**Objective**: Print all of the lines exactly. Any picture among them stays out.

Items from a figure collection
════
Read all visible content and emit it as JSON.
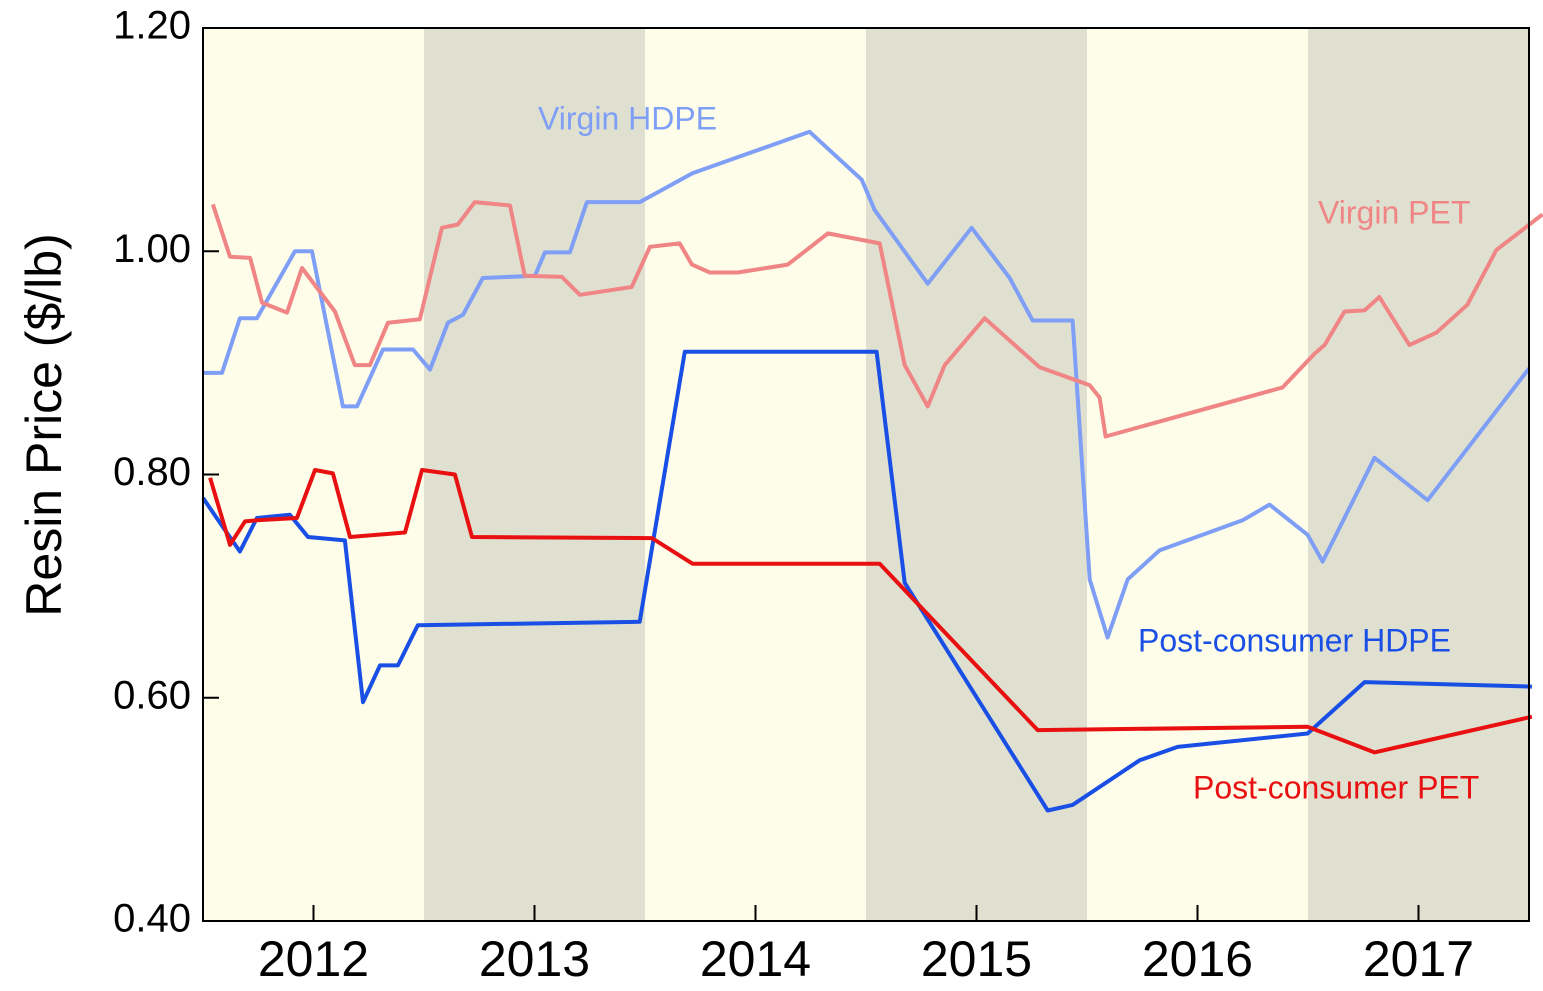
{
  "chart_data": {
    "type": "line",
    "ylabel": "Resin Price ($/lb)",
    "xlim": [
      2012,
      2018
    ],
    "xticks": [
      {
        "value": 2012.5,
        "label": "2012"
      },
      {
        "value": 2013.5,
        "label": "2013"
      },
      {
        "value": 2014.5,
        "label": "2014"
      },
      {
        "value": 2015.5,
        "label": "2015"
      },
      {
        "value": 2016.5,
        "label": "2016"
      },
      {
        "value": 2017.5,
        "label": "2017"
      }
    ],
    "ylim": [
      0.4,
      1.2
    ],
    "yticks": [
      {
        "value": 0.4,
        "label": "0.40"
      },
      {
        "value": 0.6,
        "label": "0.60"
      },
      {
        "value": 0.8,
        "label": "0.80"
      },
      {
        "value": 1.0,
        "label": "1.00"
      },
      {
        "value": 1.2,
        "label": "1.20"
      }
    ],
    "series": [
      {
        "name": "Virgin HDPE",
        "color": "#7f9ef5",
        "x": [
          2012.0,
          2012.086,
          2012.167,
          2012.244,
          2012.416,
          2012.493,
          2012.633,
          2012.697,
          2012.814,
          2012.95,
          2013.027,
          2013.108,
          2013.176,
          2013.266,
          2013.502,
          2013.547,
          2013.66,
          2013.737,
          2013.976,
          2014.216,
          2014.745,
          2014.981,
          2015.039,
          2015.279,
          2015.478,
          2015.65,
          2015.754,
          2015.935,
          2016.012,
          2016.093,
          2016.184,
          2016.328,
          2016.704,
          2016.826,
          2016.998,
          2017.066,
          2017.301,
          2017.541,
          2018.0
        ],
        "values": [
          0.891,
          0.891,
          0.94,
          0.94,
          1.0,
          1.0,
          0.861,
          0.861,
          0.912,
          0.912,
          0.894,
          0.936,
          0.943,
          0.976,
          0.978,
          0.999,
          0.999,
          1.044,
          1.044,
          1.07,
          1.107,
          1.064,
          1.037,
          0.971,
          1.021,
          0.976,
          0.938,
          0.938,
          0.706,
          0.654,
          0.706,
          0.732,
          0.759,
          0.773,
          0.746,
          0.722,
          0.815,
          0.777,
          0.895
        ]
      },
      {
        "name": "Virgin PET",
        "color": "#f08585",
        "x": [
          2012.045,
          2012.122,
          2012.213,
          2012.267,
          2012.38,
          2012.448,
          2012.597,
          2012.687,
          2012.755,
          2012.837,
          2012.981,
          2013.081,
          2013.153,
          2013.23,
          2013.389,
          2013.456,
          2013.624,
          2013.705,
          2013.94,
          2014.022,
          2014.157,
          2014.212,
          2014.293,
          2014.42,
          2014.646,
          2014.827,
          2015.062,
          2015.175,
          2015.279,
          2015.356,
          2015.537,
          2015.786,
          2016.012,
          2016.057,
          2016.084,
          2016.885,
          2017.029,
          2017.075,
          2017.165,
          2017.256,
          2017.323,
          2017.459,
          2017.581,
          2017.721,
          2017.852,
          2018.061
        ],
        "values": [
          1.042,
          0.995,
          0.994,
          0.954,
          0.945,
          0.985,
          0.946,
          0.898,
          0.898,
          0.936,
          0.939,
          1.021,
          1.024,
          1.044,
          1.041,
          0.978,
          0.977,
          0.961,
          0.968,
          1.004,
          1.007,
          0.988,
          0.981,
          0.981,
          0.988,
          1.016,
          1.007,
          0.898,
          0.861,
          0.898,
          0.94,
          0.896,
          0.88,
          0.869,
          0.834,
          0.878,
          0.908,
          0.916,
          0.946,
          0.947,
          0.959,
          0.916,
          0.927,
          0.952,
          1.001,
          1.033
        ]
      },
      {
        "name": "Post-consumer HDPE",
        "color": "#1a4fe6",
        "x": [
          2012.0,
          2012.1,
          2012.167,
          2012.244,
          2012.393,
          2012.475,
          2012.642,
          2012.724,
          2012.801,
          2012.882,
          2012.972,
          2013.976,
          2014.18,
          2015.048,
          2015.175,
          2015.822,
          2015.935,
          2016.238,
          2016.41,
          2016.998,
          2017.256,
          2018.013
        ],
        "values": [
          0.779,
          0.75,
          0.731,
          0.761,
          0.764,
          0.744,
          0.741,
          0.596,
          0.629,
          0.629,
          0.665,
          0.668,
          0.91,
          0.91,
          0.703,
          0.499,
          0.504,
          0.544,
          0.556,
          0.568,
          0.614,
          0.61
        ]
      },
      {
        "name": "Post-consumer PET",
        "color": "#e81010",
        "x": [
          2012.032,
          2012.122,
          2012.19,
          2012.244,
          2012.425,
          2012.507,
          2012.588,
          2012.665,
          2012.914,
          2012.991,
          2013.14,
          2013.217,
          2014.031,
          2014.216,
          2015.062,
          2015.777,
          2016.998,
          2017.301,
          2018.013
        ],
        "values": [
          0.797,
          0.737,
          0.758,
          0.759,
          0.761,
          0.804,
          0.801,
          0.744,
          0.748,
          0.804,
          0.8,
          0.744,
          0.743,
          0.72,
          0.72,
          0.571,
          0.574,
          0.551,
          0.583
        ]
      }
    ]
  }
}
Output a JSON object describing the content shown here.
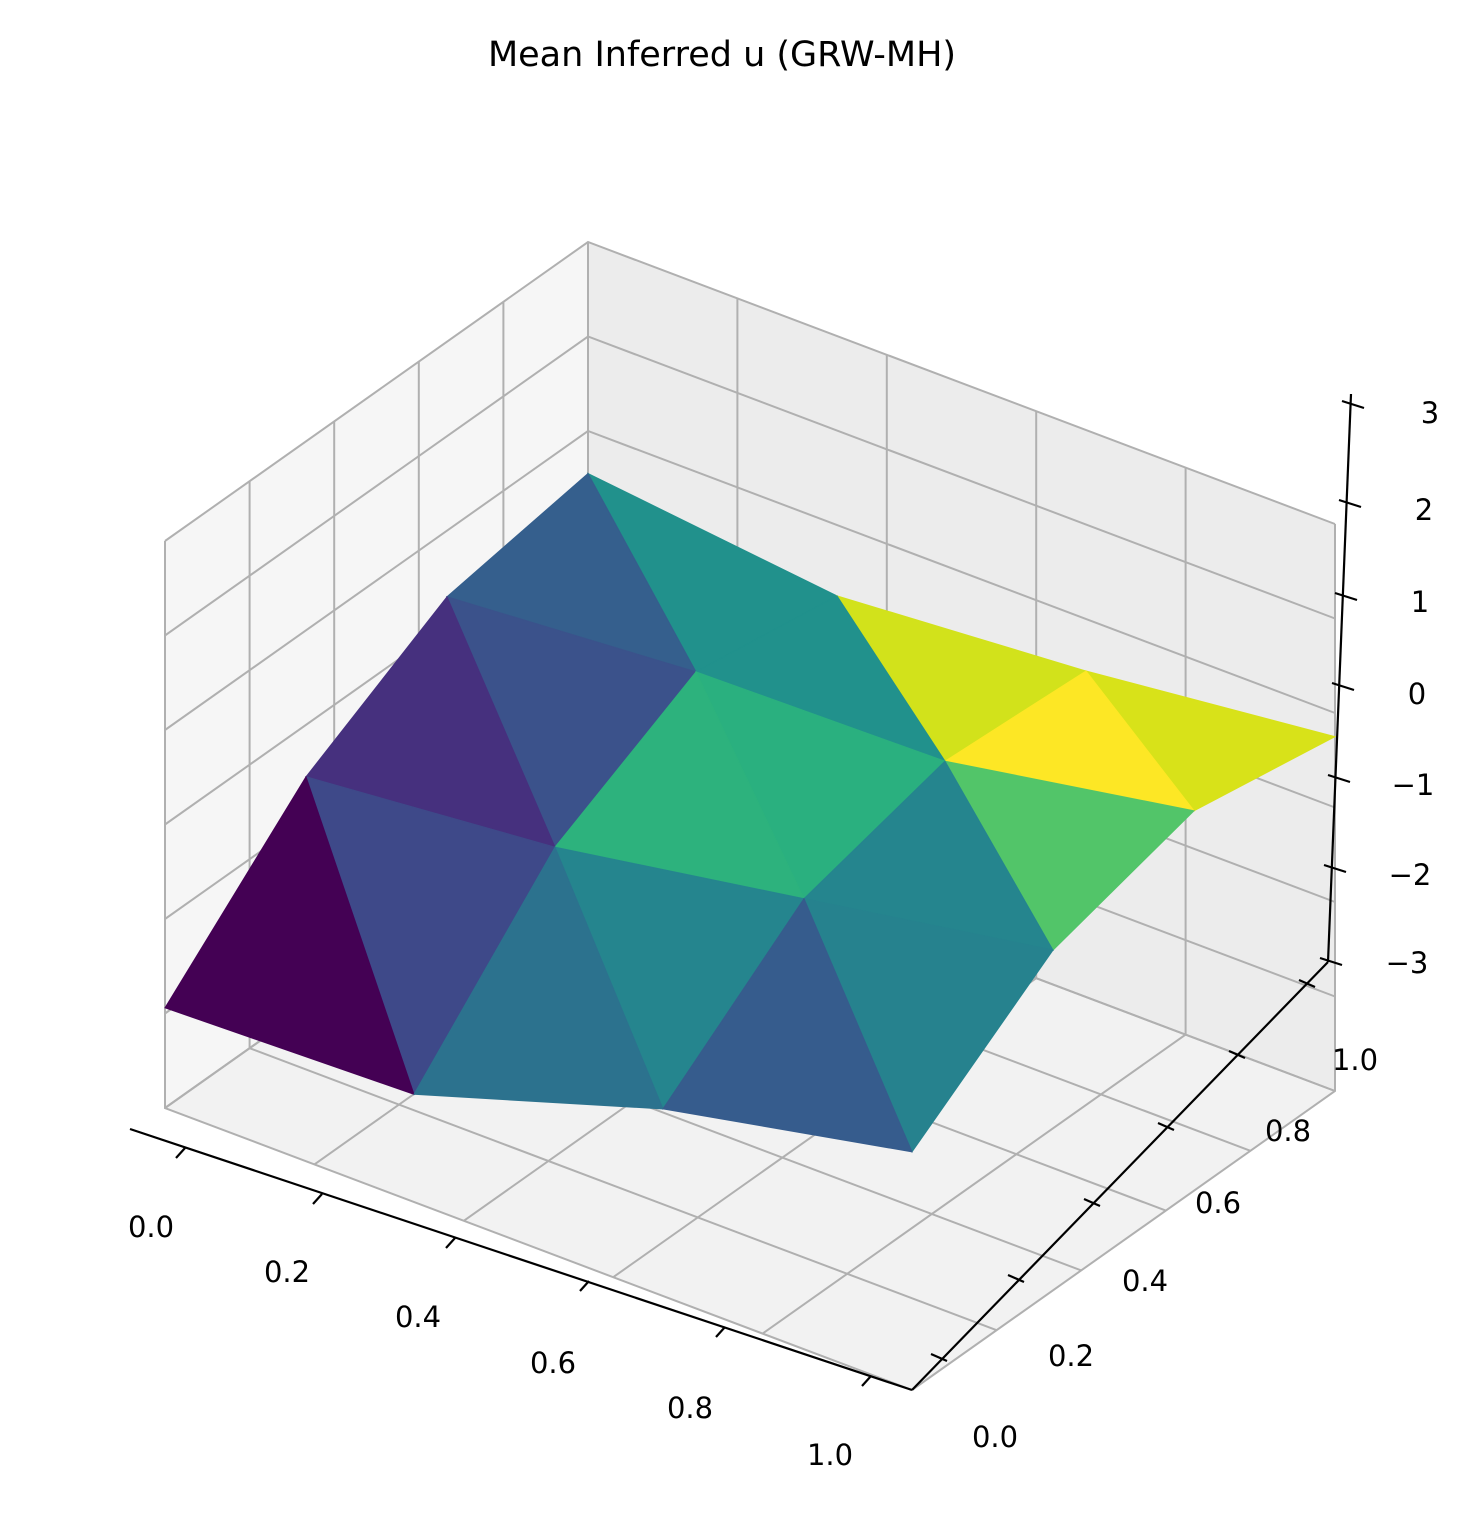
════
**Finished task**:
Read all visible content and emit it as JSON.
{
  "chart_data": {
    "type": "line",
    "ylabel": "Resin Price ($/lb)",
    "xlim": [
      2012,
      2018
    ],
    "xticks": [
      {
        "value": 2012.5,
        "label": "2012"
      },
      {
        "value": 2013.5,
        "label": "2013"
      },
      {
        "value": 2014.5,
        "label": "2014"
      },
      {
        "value": 2015.5,
        "label": "2015"
      },
      {
        "value": 2016.5,
        "label": "2016"
      },
      {
        "value": 2017.5,
        "label": "2017"
      }
    ],
    "ylim": [
      0.4,
      1.2
    ],
    "yticks": [
      {
        "value": 0.4,
        "label": "0.40"
      },
      {
        "value": 0.6,
        "label": "0.60"
      },
      {
        "value": 0.8,
        "label": "0.80"
      },
      {
        "value": 1.0,
        "label": "1.00"
      },
      {
        "value": 1.2,
        "label": "1.20"
      }
    ],
    "series": [
      {
        "name": "Virgin HDPE",
        "color": "#7f9ef5",
        "x": [
          2012.0,
          2012.086,
          2012.167,
          2012.244,
          2012.416,
          2012.493,
          2012.633,
          2012.697,
          2012.814,
          2012.95,
          2013.027,
          2013.108,
          2013.176,
          2013.266,
          2013.502,
          2013.547,
          2013.66,
          2013.737,
          2013.976,
          2014.216,
          2014.745,
          2014.981,
          2015.039,
          2015.279,
          2015.478,
          2015.65,
          2015.754,
          2015.935,
          2016.012,
          2016.093,
          2016.184,
          2016.328,
          2016.704,
          2016.826,
          2016.998,
          2017.066,
          2017.301,
          2017.541,
          2018.0
        ],
        "values": [
          0.891,
          0.891,
          0.94,
          0.94,
          1.0,
          1.0,
          0.861,
          0.861,
          0.912,
          0.912,
          0.894,
          0.936,
          0.943,
          0.976,
          0.978,
          0.999,
          0.999,
          1.044,
          1.044,
          1.07,
          1.107,
          1.064,
          1.037,
          0.971,
          1.021,
          0.976,
          0.938,
          0.938,
          0.706,
          0.654,
          0.706,
          0.732,
          0.759,
          0.773,
          0.746,
          0.722,
          0.815,
          0.777,
          0.895
        ]
      },
      {
        "name": "Virgin PET",
        "color": "#f08585",
        "x": [
          2012.045,
          2012.122,
          2012.213,
          2012.267,
          2012.38,
          2012.448,
          2012.597,
          2012.687,
          2012.755,
          2012.837,
          2012.981,
          2013.081,
          2013.153,
          2013.23,
          2013.389,
          2013.456,
          2013.624,
          2013.705,
          2013.94,
          2014.022,
          2014.157,
          2014.212,
          2014.293,
          2014.42,
          2014.646,
          2014.827,
          2015.062,
          2015.175,
          2015.279,
          2015.356,
          2015.537,
          2015.786,
          2016.012,
          2016.057,
          2016.084,
          2016.885,
          2017.029,
          2017.075,
          2017.165,
          2017.256,
          2017.323,
          2017.459,
          2017.581,
          2017.721,
          2017.852,
          2018.061
        ],
        "values": [
          1.042,
          0.995,
          0.994,
          0.954,
          0.945,
          0.985,
          0.946,
          0.898,
          0.898,
          0.936,
          0.939,
          1.021,
          1.024,
          1.044,
          1.041,
          0.978,
          0.977,
          0.961,
          0.968,
          1.004,
          1.007,
          0.988,
          0.981,
          0.981,
          0.988,
          1.016,
          1.007,
          0.898,
          0.861,
          0.898,
          0.94,
          0.896,
          0.88,
          0.869,
          0.834,
          0.878,
          0.908,
          0.916,
          0.946,
          0.947,
          0.959,
          0.916,
          0.927,
          0.952,
          1.001,
          1.033
        ]
      },
      {
        "name": "Post-consumer HDPE",
        "color": "#1a4fe6",
        "x": [
          2012.0,
          2012.1,
          2012.167,
          2012.244,
          2012.393,
          2012.475,
          2012.642,
          2012.724,
          2012.801,
          2012.882,
          2012.972,
          2013.976,
          2014.18,
          2015.048,
          2015.175,
          2015.822,
          2015.935,
          2016.238,
          2016.41,
          2016.998,
          2017.256,
          2018.013
        ],
        "values": [
          0.779,
          0.75,
          0.731,
          0.761,
          0.764,
          0.744,
          0.741,
          0.596,
          0.629,
          0.629,
          0.665,
          0.668,
          0.91,
          0.91,
          0.703,
          0.499,
          0.504,
          0.544,
          0.556,
          0.568,
          0.614,
          0.61
        ]
      },
      {
        "name": "Post-consumer PET",
        "color": "#e81010",
        "x": [
          2012.032,
          2012.122,
          2012.19,
          2012.244,
          2012.425,
          2012.507,
          2012.588,
          2012.665,
          2012.914,
          2012.991,
          2013.14,
          2013.217,
          2014.031,
          2014.216,
          2015.062,
          2015.777,
          2016.998,
          2017.301,
          2018.013
        ],
        "values": [
          0.797,
          0.737,
          0.758,
          0.759,
          0.761,
          0.804,
          0.801,
          0.744,
          0.748,
          0.804,
          0.8,
          0.744,
          0.743,
          0.72,
          0.72,
          0.571,
          0.574,
          0.551,
          0.583
        ]
      }
    ]
  }
}
Output a JSON object describing the content shown here.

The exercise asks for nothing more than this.